Nigerians or the Nigerian people are citizens of Nigeria or people with ancestry from Nigeria. The name Nigeria was taken from the Niger River running through the country. This name was allegedly coined in the late 19th century by British journalist Flora Shaw, who later married Baron Frederick Lugard, a British colonial administrator. Nigeria is composed of various ethnic groups and cultures and the term Nigerian refers to a citizenship-based civic nationality. Nigerians derive from over 250 ethno-linguistic groups. Though there are multiple ethnic groups in Nigeria, economic factors result in significant mobility of Nigerians of multiple ethnic and religious backgrounds to reside in territories in Nigeria that are outside their ethnic or religious background, resulting in the mixing of the various ethnic and religious groups, especially in Nigeria's cities. The English language is the lingua franca of Nigerians. Nigeria is divided roughly in half between Muslims, who live mostly in the north, and Christians, who live mostly in the south; indigenous religions, such as those native to the Igbo and Yoruba ethnicities, are in the minority.

Ethnicity 

Nigerians come from multiple ethnic and religious backgrounds as the founding of Nigeria was the outcome of a colonial creation by the British Empire.

History 

There have been several major historical states in Nigeria that have influenced Nigerian society via their kings and their legal and taxation systems, and the use of religion to legitimize the power of the king and to unite the people. Northern Nigeria has been culturally influenced by Islamic influence including several major historic Islamic states in the region. The Kanem-Bornu Empire and the Sokoto Caliphate were major historical Islamic states in northern Nigeria. Southern Nigeria historically held several powerful states, including the Benin Empire and Oyo Empire, Ife Confederacy and several other Yoruba states.

Culture 
Nigerian culture was profoundly affected by the British colonial rule. Such as British colonial authorities denouncement and attacks upon polygamy, trial by ordeal, and certain types of sacrifices. At the same time, British colonial authorities maintained and promoted traditional Nigerian culture that strengthened colonial administration. The British spread Christianity throughout southern Nigeria and Christian missionaries assisted British authorities in establishing a Western-style education system in Nigeria that resulted in the teaching of the English language in Nigeria and its subsequent adoption as Nigeria's main language. The British replaced unpaid household labor with wage labor. Prior to colonisation in the twentieth century, Nigeria's tribes usually possessed the land as a community, such that land could not be bought or sold. Colonisation brought the notion of individuals owning land and commercialisation of land began.

DIRECTIVES
**a)** In the passage on Nigerians, which river is the name Nigeria taken from?
**b)** In the passage on Nigerians, rewrite the part that opens with the words containing "There have been" and closes with "other Yoruba states.", putting "rulers" in place of "kings".
**c)** Carry on the passage about the Nigerian people from its last sentence.

SOURCE DATA
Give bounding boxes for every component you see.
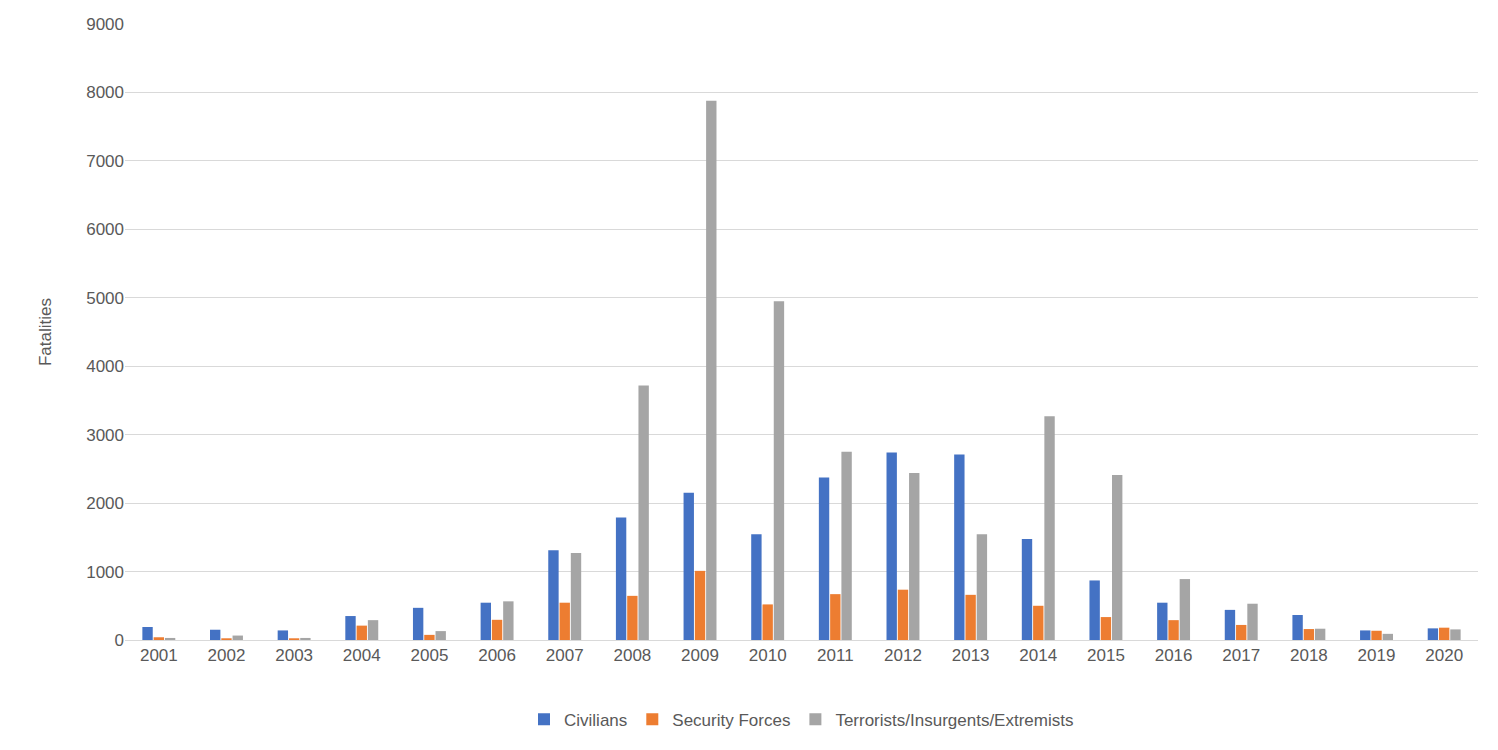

RESPONSES
**a)** The Niger River.

**b)**
There have been several major historical states in Nigeria that have influenced Nigerian society via their rulers and their legal and taxation systems, and the use of religion to legitimize the power of the king and to unite the people. Northern Nigeria has been culturally influenced by Islamic influence including several major historic Islamic states in the region. The Kanem-Bornu Empire and the Sokoto Caliphate were major historical Islamic states in northern Nigeria. Southern Nigeria historically held several powerful states, including the Benin Empire and Oyo Empire, Ife Confederacy and several other Yoruba states.

**c)**
In Nigeria, more than seventy percent of Nigerians live in villages of two different types: the first type used by the Igbo and Tiv involves a collection of dispersed compounds while the second type used amongst the Hausa fulani, Yoruba, and Kanuri involves nuclei of compounds. These villages compose members of the ethnicity-related through ancestry as well as strangers who have been assimilated into the ethnicity. Since the time prior to colonisation to the present it has been a common practice of Nigeria's tribes to adopt strangers into the tribes. A male elder in the community commonly serves as a village chief or Baale.

In the large cities of Nigeria, there is a substantial intermingling of Nigerians with foreigners, especially Europeans, Lebanese, and Indians. The economic importance of Nigeria's cities has resulted in migrations of people from their traditional ethnic or cultural homeland to cities outside those territories. Igbo, Hausa-Fulani and Ibibio people have commonly migrated to Lagos and many southerners migrate to the north to trade or work while a number of northern seasonal workers and small-scale entrepreneurs go to the south.

Religion 

 Muslim 53.5%
 Roman Catholic 11.2%
 Other Christian 34.7%
 Traditionalist 5.9%
 Unspecified 0.5%

Sectarianism 
Ethnic, religious, and regional disputes and tensions have commonly divided Nigerians on political issues. In particular, cultural and political divisions between the Muslim north and the Christian south has politicised religion and caused significant political disputes in Nigeria. Ethnic-motivated and religious-motivated violence by extremists has increased these tensions as well.

However, despite instances of extremism, most Nigerians continue to peacefully coexist, and a common Nigerian identity has been fostered amongst the more-educated and affluent Nigerians as well as with the many Nigerians who leave small homogeneous ethnic communities to seek economic opportunities in the cities where the population is ethnically mixed. Although there are cultural divisions amongst Nigerians, the English language is commonly used as their primary language. Also, most Nigerians share a strong commitment to individual liberties and democracy. Even during periods of military rule, such military governments were pressured to maintain democratic stances by the Nigerian people. Nigeria's political figures commonly know multiple indigenous languages outside their own indigenous language.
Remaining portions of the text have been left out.